**THE TASK**
Reproduce every line of the listing word for word, but leave out the pictures.

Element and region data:

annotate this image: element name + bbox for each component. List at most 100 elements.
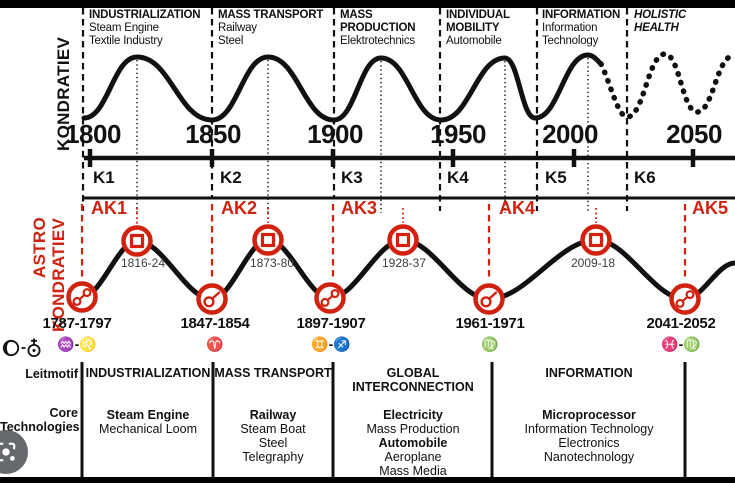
era-line: Steel — [218, 35, 244, 47]
core-tech-item: Telegraphy — [242, 450, 304, 464]
ak-trough-date: 1897-1907 — [296, 315, 366, 332]
opposition-aspect-node-icon — [314, 282, 346, 314]
k-cycle-label: K5 — [545, 168, 567, 187]
leitmotif-col3: GLOBAL INTERCONNECTION — [352, 366, 474, 394]
ak-cycle-label: AK2 — [221, 198, 258, 218]
core-tech-item: Electricity — [383, 408, 443, 422]
ak-cycle-label: AK5 — [692, 198, 729, 218]
year-axis-ruler — [84, 149, 735, 167]
zodiac-sign-label: ♍ — [481, 336, 499, 352]
core-tech-item: Information Technology — [524, 422, 654, 436]
conjunction-aspect-node-icon — [196, 283, 228, 315]
year-label: 1850 — [185, 119, 241, 149]
core-tech-col1: Steam Engine Mechanical Loom — [83, 408, 213, 436]
year-label: 1800 — [65, 119, 121, 149]
ak-cycle-label: AK1 — [91, 198, 128, 218]
k-cycle-label: K6 — [634, 168, 656, 187]
square-aspect-node-icon — [387, 224, 419, 256]
core-tech-item: Electronics — [558, 436, 620, 450]
core-tech-item: Railway — [249, 408, 297, 422]
era-label-mass-transport: MASS TRANSPORT Railway Steel — [218, 9, 330, 48]
kondratiev-wave — [81, 52, 604, 123]
zodiac-sign-label: ♓-♍ — [661, 336, 701, 352]
era-label-holistic-health: HOLISTIC HEALTH — [634, 9, 706, 35]
square-aspect-node-icon — [252, 224, 284, 256]
ak-peak-date: 1873-80 — [249, 256, 295, 270]
pluto-icon — [2, 339, 20, 357]
uranus-icon — [27, 338, 41, 357]
ak-cycle-label: AK3 — [341, 198, 378, 218]
year-label: 2000 — [542, 119, 598, 149]
ak-peak-date: 1928-37 — [381, 256, 427, 270]
leitmotif-col2: MASS TRANSPORT — [214, 366, 332, 380]
bottom-letterbox-bar — [0, 477, 735, 483]
ak-peak-date: 1816-24 — [120, 256, 166, 270]
leitmotif-col1: INDUSTRIALIZATION — [85, 366, 211, 380]
core-tech-item: Steel — [258, 436, 288, 450]
ak-divider-lines — [80, 204, 687, 281]
astro-axis-label-line1: ASTRO — [30, 217, 49, 278]
era-label-information: INFORMATION Information Technology — [542, 9, 634, 48]
core-tech-item: Steam Boat — [240, 422, 306, 436]
camera-lens-icon — [0, 442, 16, 462]
k-cycle-label: K1 — [93, 168, 115, 187]
square-aspect-node-icon — [121, 225, 153, 257]
k-cycle-label: K2 — [220, 168, 242, 187]
era-line: Automobile — [446, 35, 502, 47]
era-title: MASS PRODUCTION — [340, 9, 416, 34]
k-cycle-label: K3 — [341, 168, 363, 187]
square-aspect-node-icon — [580, 224, 612, 256]
era-title: HOLISTIC HEALTH — [634, 9, 687, 34]
era-label-mass-production: MASS PRODUCTION Elektrotechnics — [340, 9, 422, 48]
ak-trough-nodes — [66, 281, 701, 315]
era-line: Elektrotechnics — [340, 35, 415, 47]
era-line: Technology — [542, 35, 599, 47]
core-tech-col4: Microprocessor Information Technology El… — [494, 408, 684, 464]
ak-peak-nodes — [121, 224, 612, 257]
kondratiev-wave-forecast — [598, 51, 735, 120]
zodiac-sign-label: ♊-♐ — [311, 336, 351, 352]
row-label-core-technologies: Core Technologies — [0, 406, 80, 434]
era-title: INFORMATION — [542, 9, 621, 21]
top-letterbox-bar — [0, 0, 735, 8]
year-label: 1900 — [307, 119, 363, 149]
core-tech-item: Mass Production — [366, 422, 460, 436]
ak-cycle-label: AK4 — [499, 198, 536, 218]
era-line: Steam Engine — [89, 22, 159, 34]
era-title: INDUSTRIALIZATION — [89, 9, 201, 21]
zodiac-sign-label: ♒-♌ — [57, 336, 97, 352]
core-tech-item: Mechanical Loom — [99, 422, 197, 436]
core-tech-item: Steam Engine — [106, 408, 190, 422]
peak-dotted-lines — [136, 58, 589, 213]
leitmotif-col4: INFORMATION — [545, 366, 633, 380]
zodiac-sign-label: ♈ — [206, 336, 224, 352]
ak-trough-date: 1787-1797 — [42, 315, 112, 332]
core-tech-item: Aeroplane — [384, 450, 442, 464]
era-line: Railway — [218, 22, 257, 34]
ak-trough-date: 1847-1854 — [180, 315, 250, 332]
ak-trough-date: 2041-2052 — [646, 315, 716, 332]
opposition-aspect-node-icon — [669, 283, 701, 315]
core-tech-item: Nanotechnology — [543, 450, 635, 464]
core-tech-item: Automobile — [378, 436, 448, 450]
year-label: 2050 — [666, 119, 722, 149]
ak-peak-date: 2009-18 — [570, 256, 616, 270]
era-title: INDIVIDUAL MOBILITY — [446, 9, 510, 34]
era-line: Textile Industry — [89, 35, 163, 47]
table-column-lines — [80, 362, 687, 478]
era-line: Information — [542, 22, 598, 34]
year-label: 1950 — [430, 119, 486, 149]
core-tech-col3: Electricity Mass Production Automobile A… — [335, 408, 491, 478]
era-label-industrialization: INDUSTRIALIZATION Steam Engine Textile I… — [89, 9, 219, 48]
era-label-individual-mobility: INDIVIDUAL MOBILITY Automobile — [446, 9, 526, 48]
core-tech-item: Microprocessor — [542, 408, 636, 422]
era-title: MASS TRANSPORT — [218, 9, 324, 21]
conjunction-aspect-node-icon — [473, 283, 505, 315]
ak-trough-date: 1961-1971 — [455, 315, 525, 332]
astro-kondratiev-wave — [81, 237, 735, 302]
core-tech-item: Mass Media — [379, 464, 447, 478]
k-cycle-label: K4 — [447, 168, 469, 187]
planet-cycle-legend — [2, 338, 41, 357]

**ANSWER FOR THE TASK**
annotate this image: element name + bbox for each component. List at most 100 elements.
era-line: Steel — [218, 35, 244, 47]
core-tech-item: Telegraphy — [242, 450, 304, 464]
ak-trough-date: 1897-1907 — [296, 315, 366, 332]
opposition-aspect-node-icon — [314, 282, 346, 314]
k-cycle-label: K5 — [545, 168, 567, 187]
leitmotif-col3: GLOBAL INTERCONNECTION — [352, 366, 474, 394]
ak-cycle-label: AK2 — [221, 198, 258, 218]
core-tech-item: Electricity — [383, 408, 443, 422]
ak-cycle-label: AK5 — [692, 198, 729, 218]
year-axis-ruler — [84, 149, 735, 167]
zodiac-sign-label: ♍ — [481, 336, 499, 352]
core-tech-item: Information Technology — [524, 422, 654, 436]
conjunction-aspect-node-icon — [196, 283, 228, 315]
year-label: 1850 — [185, 119, 241, 149]
core-tech-col1: Steam Engine Mechanical Loom — [83, 408, 213, 436]
year-label: 1800 — [65, 119, 121, 149]
ak-cycle-label: AK1 — [91, 198, 128, 218]
k-cycle-label: K6 — [634, 168, 656, 187]
square-aspect-node-icon — [387, 224, 419, 256]
core-tech-item: Electronics — [558, 436, 620, 450]
core-tech-item: Railway — [249, 408, 297, 422]
era-label-mass-transport: MASS TRANSPORT Railway Steel — [218, 9, 330, 48]
kondratiev-wave — [81, 52, 604, 123]
zodiac-sign-label: ♓-♍ — [661, 336, 701, 352]
era-label-holistic-health: HOLISTIC HEALTH — [634, 9, 706, 35]
square-aspect-node-icon — [252, 224, 284, 256]
ak-peak-date: 1873-80 — [249, 256, 295, 270]
pluto-icon — [2, 339, 20, 357]
uranus-icon — [27, 338, 41, 357]
ak-cycle-label: AK3 — [341, 198, 378, 218]
year-label: 2000 — [542, 119, 598, 149]
ak-peak-date: 1928-37 — [381, 256, 427, 270]
leitmotif-col2: MASS TRANSPORT — [214, 366, 332, 380]
bottom-letterbox-bar — [0, 477, 735, 483]
ak-peak-date: 1816-24 — [120, 256, 166, 270]
leitmotif-col1: INDUSTRIALIZATION — [85, 366, 211, 380]
core-tech-item: Steel — [258, 436, 288, 450]
ak-divider-lines — [80, 204, 687, 281]
astro-axis-label-line1: ASTRO — [30, 217, 49, 278]
era-label-information: INFORMATION Information Technology — [542, 9, 634, 48]
core-tech-item: Steam Boat — [240, 422, 306, 436]
camera-lens-icon — [0, 442, 16, 462]
k-cycle-label: K1 — [93, 168, 115, 187]
square-aspect-node-icon — [121, 225, 153, 257]
k-cycle-label: K2 — [220, 168, 242, 187]
era-line: Automobile — [446, 35, 502, 47]
era-title: MASS PRODUCTION — [340, 9, 416, 34]
k-cycle-label: K3 — [341, 168, 363, 187]
square-aspect-node-icon — [580, 224, 612, 256]
era-title: HOLISTIC HEALTH — [634, 9, 687, 34]
era-label-mass-production: MASS PRODUCTION Elektrotechnics — [340, 9, 422, 48]
ak-trough-nodes — [66, 281, 701, 315]
era-line: Elektrotechnics — [340, 35, 415, 47]
era-line: Technology — [542, 35, 599, 47]
core-tech-col4: Microprocessor Information Technology El… — [494, 408, 684, 464]
ak-peak-nodes — [121, 224, 612, 257]
kondratiev-wave-forecast — [598, 51, 735, 120]
zodiac-sign-label: ♊-♐ — [311, 336, 351, 352]
row-label-core-technologies: Core Technologies — [0, 406, 80, 434]
era-title: INFORMATION — [542, 9, 621, 21]
top-letterbox-bar — [0, 0, 735, 8]
year-label: 1900 — [307, 119, 363, 149]
core-tech-item: Mass Production — [366, 422, 460, 436]
ak-cycle-label: AK4 — [499, 198, 536, 218]
era-line: Steam Engine — [89, 22, 159, 34]
era-title: INDUSTRIALIZATION — [89, 9, 201, 21]
zodiac-sign-label: ♒-♌ — [57, 336, 97, 352]
core-tech-item: Mechanical Loom — [99, 422, 197, 436]
core-tech-item: Steam Engine — [106, 408, 190, 422]
peak-dotted-lines — [136, 58, 589, 213]
leitmotif-col4: INFORMATION — [545, 366, 633, 380]
zodiac-sign-label: ♈ — [206, 336, 224, 352]
ak-trough-date: 1787-1797 — [42, 315, 112, 332]
core-tech-item: Aeroplane — [384, 450, 442, 464]
era-line: Railway — [218, 22, 257, 34]
ak-trough-date: 1847-1854 — [180, 315, 250, 332]
ak-trough-date: 2041-2052 — [646, 315, 716, 332]
opposition-aspect-node-icon — [669, 283, 701, 315]
core-tech-item: Nanotechnology — [543, 450, 635, 464]
core-tech-item: Automobile — [378, 436, 448, 450]
year-label: 2050 — [666, 119, 722, 149]
ak-peak-date: 2009-18 — [570, 256, 616, 270]
era-title: INDIVIDUAL MOBILITY — [446, 9, 510, 34]
era-line: Textile Industry — [89, 35, 163, 47]
table-column-lines — [80, 362, 687, 478]
era-line: Information — [542, 22, 598, 34]
year-label: 1950 — [430, 119, 486, 149]
core-tech-col3: Electricity Mass Production Automobile A… — [335, 408, 491, 478]
era-label-industrialization: INDUSTRIALIZATION Steam Engine Textile I… — [89, 9, 219, 48]
era-label-individual-mobility: INDIVIDUAL MOBILITY Automobile — [446, 9, 526, 48]
core-tech-item: Microprocessor — [542, 408, 636, 422]
era-title: MASS TRANSPORT — [218, 9, 324, 21]
conjunction-aspect-node-icon — [473, 283, 505, 315]
ak-trough-date: 1961-1971 — [455, 315, 525, 332]
astro-kondratiev-wave — [81, 237, 735, 302]
core-tech-item: Mass Media — [379, 464, 447, 478]
k-cycle-label: K4 — [447, 168, 469, 187]
planet-cycle-legend — [2, 338, 41, 357]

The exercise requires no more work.